Stored data:

►

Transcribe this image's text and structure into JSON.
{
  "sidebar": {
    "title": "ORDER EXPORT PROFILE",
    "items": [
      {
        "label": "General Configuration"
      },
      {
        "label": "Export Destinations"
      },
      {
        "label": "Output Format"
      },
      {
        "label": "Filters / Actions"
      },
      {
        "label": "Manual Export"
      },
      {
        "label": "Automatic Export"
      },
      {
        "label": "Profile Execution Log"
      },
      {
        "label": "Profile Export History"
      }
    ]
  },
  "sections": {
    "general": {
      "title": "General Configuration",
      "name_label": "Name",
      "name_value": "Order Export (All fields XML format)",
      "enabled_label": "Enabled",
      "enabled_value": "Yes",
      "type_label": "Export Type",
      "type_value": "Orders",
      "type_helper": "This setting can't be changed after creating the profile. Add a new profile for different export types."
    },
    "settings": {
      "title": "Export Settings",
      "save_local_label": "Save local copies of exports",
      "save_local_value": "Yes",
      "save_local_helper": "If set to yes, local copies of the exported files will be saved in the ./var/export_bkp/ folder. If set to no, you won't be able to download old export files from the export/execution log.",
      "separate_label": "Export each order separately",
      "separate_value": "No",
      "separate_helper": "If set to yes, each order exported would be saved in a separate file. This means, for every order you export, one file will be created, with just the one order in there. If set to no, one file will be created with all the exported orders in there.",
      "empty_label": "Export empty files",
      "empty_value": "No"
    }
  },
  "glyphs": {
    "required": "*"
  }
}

◄

### Directions for this task:
In the records above, find each line holding "files" and copy it.

### Final answer:
      "save_local_helper": "If set to yes, local copies of the exported files will be saved in the ./var/export_bkp/ folder. If set to no, you won't be able to download old export files from the export/execution log.",
      "empty_label": "Export empty files",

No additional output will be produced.